Written task:
Go through the material below and copy all lines with "aura".

Listed entries:

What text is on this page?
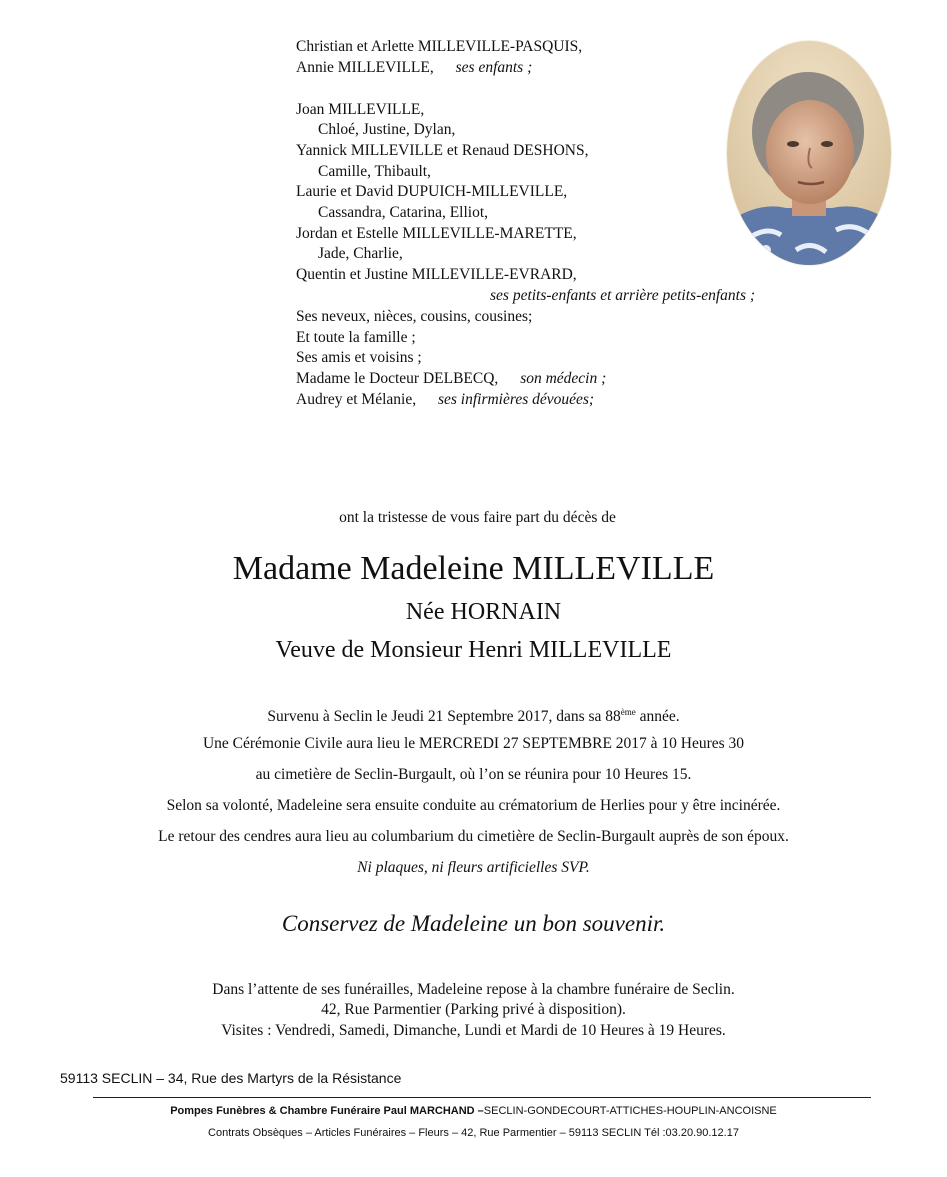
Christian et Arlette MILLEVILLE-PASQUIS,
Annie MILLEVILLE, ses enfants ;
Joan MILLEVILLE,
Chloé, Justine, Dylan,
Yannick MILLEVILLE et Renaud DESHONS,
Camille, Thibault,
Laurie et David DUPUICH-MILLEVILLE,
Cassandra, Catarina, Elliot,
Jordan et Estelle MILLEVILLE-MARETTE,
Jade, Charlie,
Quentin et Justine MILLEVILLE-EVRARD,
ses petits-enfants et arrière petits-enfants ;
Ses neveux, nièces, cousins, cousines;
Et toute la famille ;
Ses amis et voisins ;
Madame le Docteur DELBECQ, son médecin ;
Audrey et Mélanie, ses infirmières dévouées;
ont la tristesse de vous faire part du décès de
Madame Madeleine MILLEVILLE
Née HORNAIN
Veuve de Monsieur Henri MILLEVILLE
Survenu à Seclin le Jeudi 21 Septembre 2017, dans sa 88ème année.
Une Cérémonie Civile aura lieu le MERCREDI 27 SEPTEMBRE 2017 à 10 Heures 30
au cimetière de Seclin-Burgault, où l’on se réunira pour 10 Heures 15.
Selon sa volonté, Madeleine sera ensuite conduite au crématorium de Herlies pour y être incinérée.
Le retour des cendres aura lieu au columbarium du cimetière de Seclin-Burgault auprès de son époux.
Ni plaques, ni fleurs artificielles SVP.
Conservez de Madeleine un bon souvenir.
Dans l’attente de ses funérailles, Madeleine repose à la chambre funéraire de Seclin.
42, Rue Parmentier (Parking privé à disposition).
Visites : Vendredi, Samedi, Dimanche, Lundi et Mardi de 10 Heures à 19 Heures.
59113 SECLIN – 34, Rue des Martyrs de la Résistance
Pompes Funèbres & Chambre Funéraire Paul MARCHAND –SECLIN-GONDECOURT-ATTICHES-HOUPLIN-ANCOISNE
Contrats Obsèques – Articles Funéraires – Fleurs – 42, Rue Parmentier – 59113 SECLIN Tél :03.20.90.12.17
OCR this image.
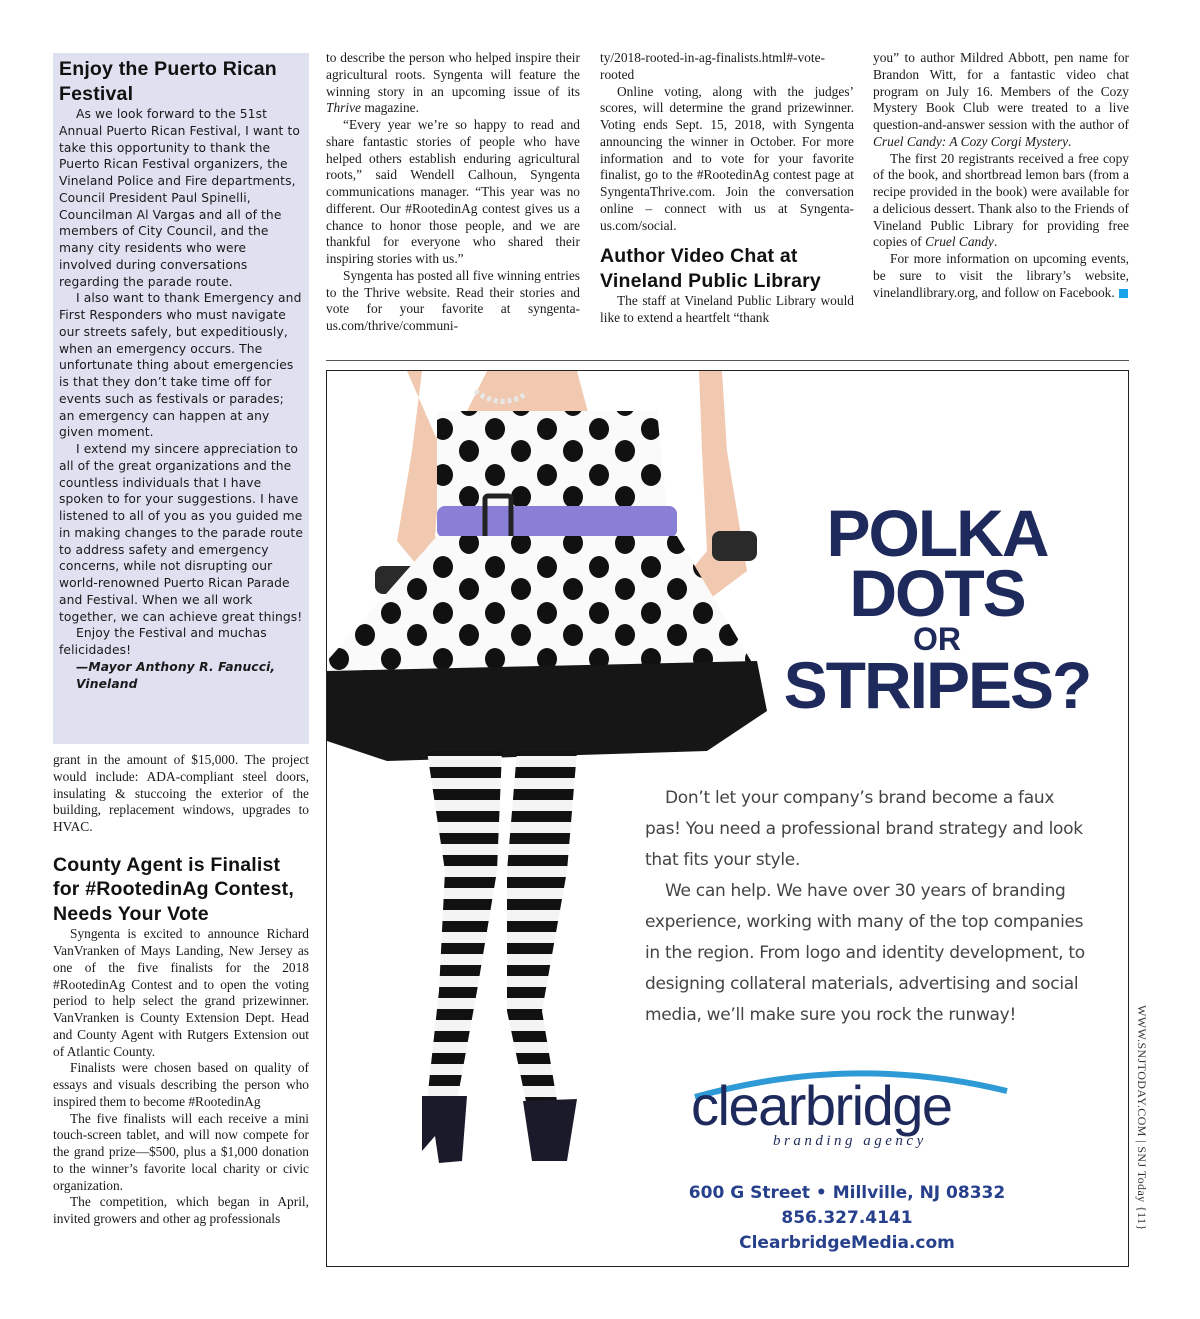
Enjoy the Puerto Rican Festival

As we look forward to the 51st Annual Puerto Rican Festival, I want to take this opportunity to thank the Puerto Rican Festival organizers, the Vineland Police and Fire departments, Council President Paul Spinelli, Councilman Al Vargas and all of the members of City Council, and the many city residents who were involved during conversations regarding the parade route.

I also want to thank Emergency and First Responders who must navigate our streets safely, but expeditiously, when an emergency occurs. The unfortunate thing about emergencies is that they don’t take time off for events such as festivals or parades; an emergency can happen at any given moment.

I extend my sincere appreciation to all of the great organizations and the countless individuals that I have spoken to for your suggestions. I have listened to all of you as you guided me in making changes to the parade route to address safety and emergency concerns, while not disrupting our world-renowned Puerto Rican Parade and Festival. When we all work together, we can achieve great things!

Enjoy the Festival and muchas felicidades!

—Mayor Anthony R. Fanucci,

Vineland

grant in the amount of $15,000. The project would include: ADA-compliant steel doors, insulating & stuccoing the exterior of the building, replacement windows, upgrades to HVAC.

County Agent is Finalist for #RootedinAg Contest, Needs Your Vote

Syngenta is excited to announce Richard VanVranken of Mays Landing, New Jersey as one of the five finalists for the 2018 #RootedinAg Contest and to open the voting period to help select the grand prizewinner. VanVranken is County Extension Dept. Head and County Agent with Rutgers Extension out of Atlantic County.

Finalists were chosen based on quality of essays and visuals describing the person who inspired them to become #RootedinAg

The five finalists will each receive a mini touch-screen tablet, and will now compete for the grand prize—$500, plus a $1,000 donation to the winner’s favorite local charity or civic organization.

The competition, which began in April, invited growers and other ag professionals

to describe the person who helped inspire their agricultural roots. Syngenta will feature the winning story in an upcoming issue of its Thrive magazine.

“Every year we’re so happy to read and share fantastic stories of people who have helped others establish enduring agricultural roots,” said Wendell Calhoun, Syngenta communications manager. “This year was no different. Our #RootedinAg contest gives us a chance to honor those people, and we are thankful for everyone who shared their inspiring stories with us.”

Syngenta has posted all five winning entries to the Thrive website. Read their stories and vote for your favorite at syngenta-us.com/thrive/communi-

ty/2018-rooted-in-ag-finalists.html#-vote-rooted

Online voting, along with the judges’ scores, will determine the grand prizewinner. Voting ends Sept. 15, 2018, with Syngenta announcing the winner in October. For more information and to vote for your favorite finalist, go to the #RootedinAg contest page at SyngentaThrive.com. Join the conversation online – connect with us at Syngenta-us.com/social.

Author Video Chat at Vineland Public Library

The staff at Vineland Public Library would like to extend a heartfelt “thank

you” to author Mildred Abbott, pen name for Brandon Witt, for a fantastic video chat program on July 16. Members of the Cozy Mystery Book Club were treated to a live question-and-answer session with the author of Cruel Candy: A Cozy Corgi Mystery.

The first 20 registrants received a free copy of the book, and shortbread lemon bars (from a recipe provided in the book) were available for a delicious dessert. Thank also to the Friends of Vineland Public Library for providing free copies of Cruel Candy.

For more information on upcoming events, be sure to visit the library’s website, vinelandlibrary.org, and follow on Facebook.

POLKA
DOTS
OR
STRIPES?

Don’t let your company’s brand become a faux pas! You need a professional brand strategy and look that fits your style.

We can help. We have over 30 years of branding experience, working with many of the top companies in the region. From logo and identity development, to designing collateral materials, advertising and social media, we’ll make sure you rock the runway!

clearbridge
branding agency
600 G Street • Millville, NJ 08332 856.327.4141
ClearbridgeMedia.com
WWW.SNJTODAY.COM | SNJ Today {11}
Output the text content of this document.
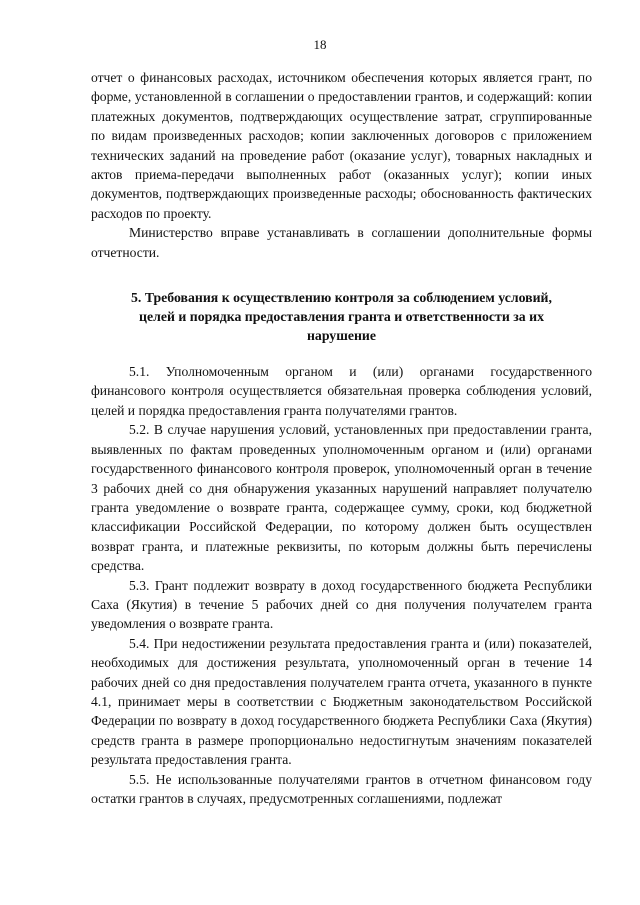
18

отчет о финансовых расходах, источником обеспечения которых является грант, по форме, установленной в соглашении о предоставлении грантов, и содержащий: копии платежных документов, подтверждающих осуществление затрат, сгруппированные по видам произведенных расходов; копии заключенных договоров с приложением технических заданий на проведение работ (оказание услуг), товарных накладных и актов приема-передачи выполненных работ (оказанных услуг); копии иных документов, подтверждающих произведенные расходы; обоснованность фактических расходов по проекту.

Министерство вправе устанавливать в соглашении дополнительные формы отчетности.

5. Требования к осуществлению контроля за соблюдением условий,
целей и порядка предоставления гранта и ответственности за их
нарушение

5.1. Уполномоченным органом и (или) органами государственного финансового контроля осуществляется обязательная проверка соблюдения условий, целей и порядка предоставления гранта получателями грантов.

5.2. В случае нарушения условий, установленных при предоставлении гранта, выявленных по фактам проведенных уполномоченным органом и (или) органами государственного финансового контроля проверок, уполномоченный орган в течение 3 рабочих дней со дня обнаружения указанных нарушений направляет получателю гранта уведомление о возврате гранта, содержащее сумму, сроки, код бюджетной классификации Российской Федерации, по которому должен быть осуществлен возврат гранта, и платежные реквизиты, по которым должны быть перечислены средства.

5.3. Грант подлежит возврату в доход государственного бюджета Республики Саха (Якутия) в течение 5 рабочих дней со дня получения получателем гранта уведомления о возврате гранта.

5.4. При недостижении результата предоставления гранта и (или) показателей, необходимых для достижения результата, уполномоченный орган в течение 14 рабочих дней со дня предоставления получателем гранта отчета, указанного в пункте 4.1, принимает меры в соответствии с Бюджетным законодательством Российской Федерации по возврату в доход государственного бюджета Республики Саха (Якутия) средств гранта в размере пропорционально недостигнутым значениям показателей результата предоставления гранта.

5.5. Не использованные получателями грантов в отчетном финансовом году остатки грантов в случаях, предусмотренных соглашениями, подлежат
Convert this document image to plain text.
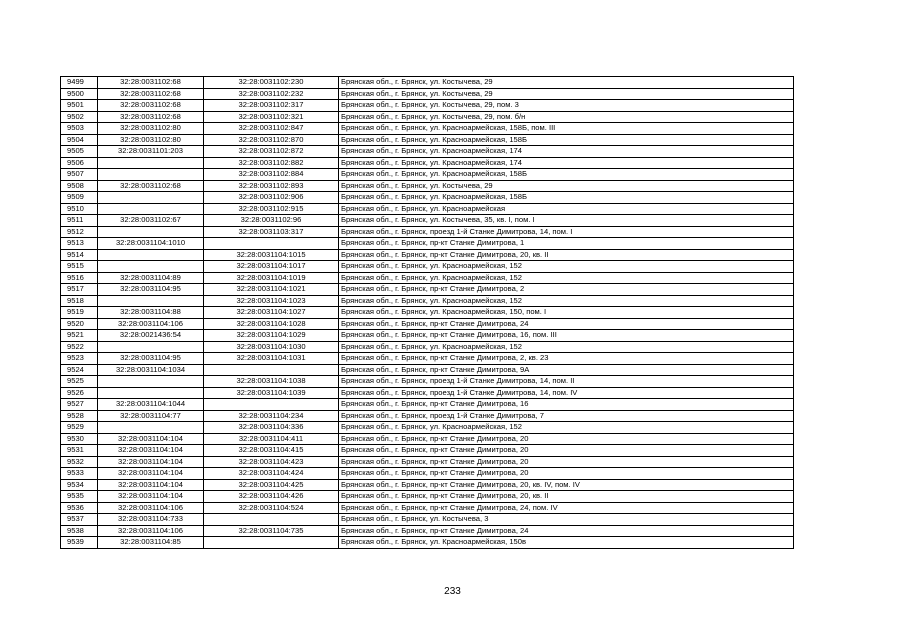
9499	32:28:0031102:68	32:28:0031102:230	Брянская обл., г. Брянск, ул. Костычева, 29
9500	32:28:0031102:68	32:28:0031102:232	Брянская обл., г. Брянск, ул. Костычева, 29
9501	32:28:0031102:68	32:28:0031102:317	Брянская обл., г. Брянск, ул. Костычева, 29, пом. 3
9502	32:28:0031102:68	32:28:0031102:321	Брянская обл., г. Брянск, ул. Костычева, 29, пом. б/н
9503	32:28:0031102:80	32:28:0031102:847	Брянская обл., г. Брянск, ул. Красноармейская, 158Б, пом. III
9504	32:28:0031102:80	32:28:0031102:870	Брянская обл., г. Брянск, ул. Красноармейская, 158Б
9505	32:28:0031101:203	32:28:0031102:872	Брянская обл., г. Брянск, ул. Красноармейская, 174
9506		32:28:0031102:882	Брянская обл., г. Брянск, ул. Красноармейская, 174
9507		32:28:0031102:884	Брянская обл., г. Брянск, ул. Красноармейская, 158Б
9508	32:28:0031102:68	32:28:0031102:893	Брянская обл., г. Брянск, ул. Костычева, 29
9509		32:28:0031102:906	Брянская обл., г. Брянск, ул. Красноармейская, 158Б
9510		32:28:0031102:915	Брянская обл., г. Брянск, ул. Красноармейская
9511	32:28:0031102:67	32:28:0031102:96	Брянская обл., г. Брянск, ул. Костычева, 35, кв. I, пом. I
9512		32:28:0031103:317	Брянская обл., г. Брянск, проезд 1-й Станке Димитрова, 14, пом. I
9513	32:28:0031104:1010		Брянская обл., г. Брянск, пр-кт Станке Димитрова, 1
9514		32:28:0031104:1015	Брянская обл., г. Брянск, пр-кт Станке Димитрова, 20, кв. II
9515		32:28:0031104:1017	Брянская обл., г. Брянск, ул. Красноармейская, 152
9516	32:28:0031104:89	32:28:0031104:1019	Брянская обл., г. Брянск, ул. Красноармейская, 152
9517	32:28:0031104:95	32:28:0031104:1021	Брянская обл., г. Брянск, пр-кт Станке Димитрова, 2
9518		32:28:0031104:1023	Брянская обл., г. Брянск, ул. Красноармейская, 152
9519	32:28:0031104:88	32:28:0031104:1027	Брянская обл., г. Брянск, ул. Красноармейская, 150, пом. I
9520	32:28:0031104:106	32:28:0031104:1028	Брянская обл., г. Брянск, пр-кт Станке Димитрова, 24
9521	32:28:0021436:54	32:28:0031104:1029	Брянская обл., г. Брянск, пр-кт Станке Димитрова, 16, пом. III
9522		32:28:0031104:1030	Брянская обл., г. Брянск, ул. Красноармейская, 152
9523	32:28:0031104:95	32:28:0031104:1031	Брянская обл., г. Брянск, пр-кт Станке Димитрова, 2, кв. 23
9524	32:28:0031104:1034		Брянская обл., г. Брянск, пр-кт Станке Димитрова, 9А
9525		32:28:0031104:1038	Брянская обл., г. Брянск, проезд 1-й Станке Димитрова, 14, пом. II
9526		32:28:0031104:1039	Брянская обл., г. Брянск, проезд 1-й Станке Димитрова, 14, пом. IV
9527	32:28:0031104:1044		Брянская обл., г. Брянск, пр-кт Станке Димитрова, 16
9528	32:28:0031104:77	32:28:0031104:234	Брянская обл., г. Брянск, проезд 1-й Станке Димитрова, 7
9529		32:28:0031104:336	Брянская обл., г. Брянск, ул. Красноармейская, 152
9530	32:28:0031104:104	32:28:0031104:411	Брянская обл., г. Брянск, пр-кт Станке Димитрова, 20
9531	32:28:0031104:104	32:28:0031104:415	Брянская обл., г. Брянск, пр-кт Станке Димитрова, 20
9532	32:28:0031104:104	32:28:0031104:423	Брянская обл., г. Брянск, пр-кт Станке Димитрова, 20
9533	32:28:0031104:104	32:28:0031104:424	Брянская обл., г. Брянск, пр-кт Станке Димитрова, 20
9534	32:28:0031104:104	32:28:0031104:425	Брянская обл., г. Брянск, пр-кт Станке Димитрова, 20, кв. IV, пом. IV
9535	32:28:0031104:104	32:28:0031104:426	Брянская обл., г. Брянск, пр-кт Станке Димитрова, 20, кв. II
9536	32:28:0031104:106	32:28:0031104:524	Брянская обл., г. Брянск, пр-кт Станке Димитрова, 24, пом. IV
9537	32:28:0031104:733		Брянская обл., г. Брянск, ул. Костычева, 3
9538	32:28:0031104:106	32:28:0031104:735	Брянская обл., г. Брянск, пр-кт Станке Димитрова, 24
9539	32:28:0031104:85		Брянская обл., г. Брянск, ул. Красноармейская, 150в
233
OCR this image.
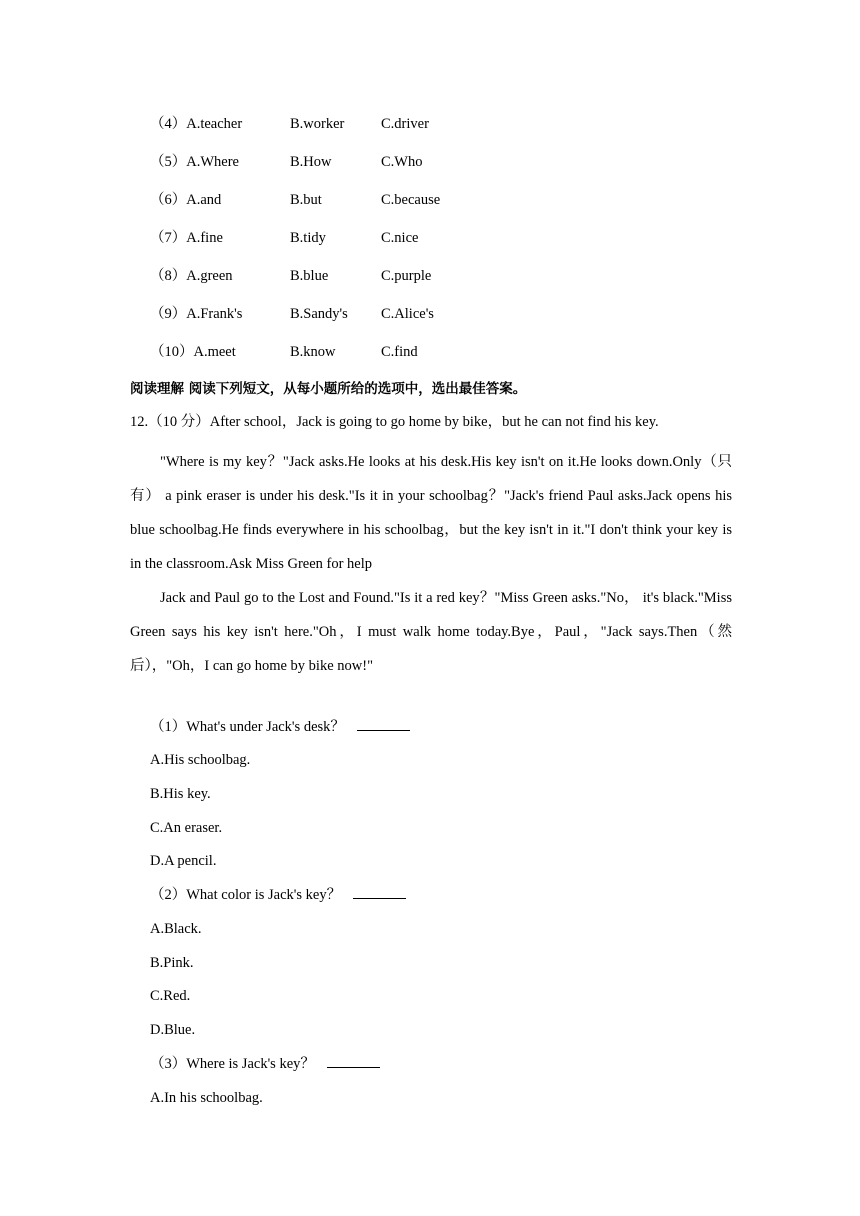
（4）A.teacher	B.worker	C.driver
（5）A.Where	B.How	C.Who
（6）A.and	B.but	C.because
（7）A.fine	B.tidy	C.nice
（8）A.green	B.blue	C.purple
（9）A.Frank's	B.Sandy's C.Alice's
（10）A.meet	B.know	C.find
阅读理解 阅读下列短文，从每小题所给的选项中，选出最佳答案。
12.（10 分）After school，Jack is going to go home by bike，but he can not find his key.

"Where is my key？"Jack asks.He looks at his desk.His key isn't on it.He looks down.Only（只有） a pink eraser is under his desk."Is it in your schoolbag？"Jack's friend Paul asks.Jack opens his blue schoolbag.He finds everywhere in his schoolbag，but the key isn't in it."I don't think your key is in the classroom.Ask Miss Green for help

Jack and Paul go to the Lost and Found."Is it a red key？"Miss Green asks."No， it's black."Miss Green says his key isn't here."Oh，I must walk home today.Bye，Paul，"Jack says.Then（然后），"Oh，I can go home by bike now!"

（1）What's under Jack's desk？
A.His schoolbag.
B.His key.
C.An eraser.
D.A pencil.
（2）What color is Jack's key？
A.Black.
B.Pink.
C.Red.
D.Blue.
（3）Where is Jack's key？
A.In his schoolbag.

Result for this exercise:
Une Cérémonie Civile aura lieu le MERCREDI 27 SEPTEMBRE 2017 à 10 Heures 30
Le retour des cendres aura lieu au columbarium du cimetière de Seclin-Burgault auprès de son époux.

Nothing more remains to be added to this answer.